Instructions to follow ▸
Reproduce all the entries precisely.

Stored data ▸

------------------------------------------------------------------------

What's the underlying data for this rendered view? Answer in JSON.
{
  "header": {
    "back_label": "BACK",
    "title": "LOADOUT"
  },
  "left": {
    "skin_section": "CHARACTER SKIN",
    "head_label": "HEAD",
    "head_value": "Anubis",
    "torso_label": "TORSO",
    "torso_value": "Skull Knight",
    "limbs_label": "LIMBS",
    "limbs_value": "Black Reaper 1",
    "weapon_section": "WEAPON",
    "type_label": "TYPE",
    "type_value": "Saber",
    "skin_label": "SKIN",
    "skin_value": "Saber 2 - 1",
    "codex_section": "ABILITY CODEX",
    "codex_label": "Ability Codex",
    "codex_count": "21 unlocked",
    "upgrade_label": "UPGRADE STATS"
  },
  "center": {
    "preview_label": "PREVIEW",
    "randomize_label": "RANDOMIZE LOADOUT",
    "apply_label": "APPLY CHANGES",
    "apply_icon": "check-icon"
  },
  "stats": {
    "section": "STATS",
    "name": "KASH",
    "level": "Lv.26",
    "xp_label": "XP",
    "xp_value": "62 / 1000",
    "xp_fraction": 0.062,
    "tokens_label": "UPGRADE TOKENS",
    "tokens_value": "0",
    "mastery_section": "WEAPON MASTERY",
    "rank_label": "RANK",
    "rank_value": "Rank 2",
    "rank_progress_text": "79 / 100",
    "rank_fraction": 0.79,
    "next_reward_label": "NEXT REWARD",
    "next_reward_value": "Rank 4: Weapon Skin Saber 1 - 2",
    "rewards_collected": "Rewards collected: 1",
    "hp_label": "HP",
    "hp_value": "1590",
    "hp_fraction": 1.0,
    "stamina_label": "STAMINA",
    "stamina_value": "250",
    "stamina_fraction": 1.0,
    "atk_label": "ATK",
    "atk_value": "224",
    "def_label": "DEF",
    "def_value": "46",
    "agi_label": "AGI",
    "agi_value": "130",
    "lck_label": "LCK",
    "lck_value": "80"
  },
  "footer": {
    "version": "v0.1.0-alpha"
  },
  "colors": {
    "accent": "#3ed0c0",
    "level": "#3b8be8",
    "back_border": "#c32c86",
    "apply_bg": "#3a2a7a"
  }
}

------------------------------------------------------------------------

Task result ▸
What's the underlying data for this rendered view? Answer in JSON.
{
  "header": {
    "back_label": "BACK",
    "title": "LOADOUT"
  },
  "left": {
    "skin_section": "CHARACTER SKIN",
    "head_label": "HEAD",
    "head_value": "Anubis",
    "torso_label": "TORSO",
    "torso_value": "Skull Knight",
    "limbs_label": "LIMBS",
    "limbs_value": "Black Reaper 1",
    "weapon_section": "WEAPON",
    "type_label": "TYPE",
    "type_value": "Saber",
    "skin_label": "SKIN",
    "skin_value": "Saber 2 - 1",
    "codex_section": "ABILITY CODEX",
    "codex_label": "Ability Codex",
    "codex_count": "21 unlocked",
    "upgrade_label": "UPGRADE STATS"
  },
  "center": {
    "preview_label": "PREVIEW",
    "randomize_label": "RANDOMIZE LOADOUT",
    "apply_label": "APPLY CHANGES",
    "apply_icon": "check-icon"
  },
  "stats": {
    "section": "STATS",
    "name": "KASH",
    "level": "Lv.26",
    "xp_label": "XP",
    "xp_value": "62 / 1000",
    "xp_fraction": 0.062,
    "tokens_label": "UPGRADE TOKENS",
    "tokens_value": "0",
    "mastery_section": "WEAPON MASTERY",
    "rank_label": "RANK",
    "rank_value": "Rank 2",
    "rank_progress_text": "79 / 100",
    "rank_fraction": 0.79,
    "next_reward_label": "NEXT REWARD",
    "next_reward_value": "Rank 4: Weapon Skin Saber 1 - 2",
    "rewards_collected": "Rewards collected: 1",
    "hp_label": "HP",
    "hp_value": "1590",
    "hp_fraction": 1.0,
    "stamina_label": "STAMINA",
    "stamina_value": "250",
    "stamina_fraction": 1.0,
    "atk_label": "ATK",
    "atk_value": "224",
    "def_label": "DEF",
    "def_value": "46",
    "agi_label": "AGI",
    "agi_value": "130",
    "lck_label": "LCK",
    "lck_value": "80"
  },
  "footer": {
    "version": "v0.1.0-alpha"
  },
  "colors": {
    "accent": "#3ed0c0",
    "level": "#3b8be8",
    "back_border": "#c32c86",
    "apply_bg": "#3a2a7a"
  }
}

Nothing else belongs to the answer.